Wenige Ergebnisse der Etymologie scheinen so gesichert wie die Gemeinsamkeit der "Wurzeln" in den Zahlwörtern der indoeuropäischen Sprachen; das dva und tri in allen seinen Veränderungen zu verfolgen, ist ein Steckenpferd der Sprachforscher. Wie aber, wenn die Übereinstimmung sich ganz ohne Etymologie einfacher erklären ließe, durch Entlehnung? Wie wenn die Völker, die hier in Frage kommen, die Zahlwörter als eine nützliche neue Erfindung von einem rechenfrohen Volke geborgt hätten? Am Ende gar von einem nicht indoeuropäischen? Wie ihre Ziffern? Möglich wäre es schon, dass irgend einmal die "Indoeuropäer" trotz ihrer Begabung noch nicht bis drei zählen konnten, wie das ja heut noch von den Chiquitoindianern erzählt wird. Ja, nicht nur möglich wäre das. Es ist gewiß, wenn wir ihre Kulturgeschichte nur weit genug zurückverfolgen, eben bis zu ihrer zahlenlosen Zeit.

ZIEL DER ÜBUNG: Von welchen Menschen wird laut dem Textauszug heute noch erzählt, dass sie nicht bis drei zählen können?

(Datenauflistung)
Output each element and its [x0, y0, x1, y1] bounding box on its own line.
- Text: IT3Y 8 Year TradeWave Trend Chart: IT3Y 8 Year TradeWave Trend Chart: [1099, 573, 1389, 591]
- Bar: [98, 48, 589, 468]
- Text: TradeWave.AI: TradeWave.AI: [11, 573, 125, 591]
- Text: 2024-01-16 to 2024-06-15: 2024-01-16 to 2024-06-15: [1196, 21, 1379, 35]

LÖSUNG: Von den Chiquitoindianern.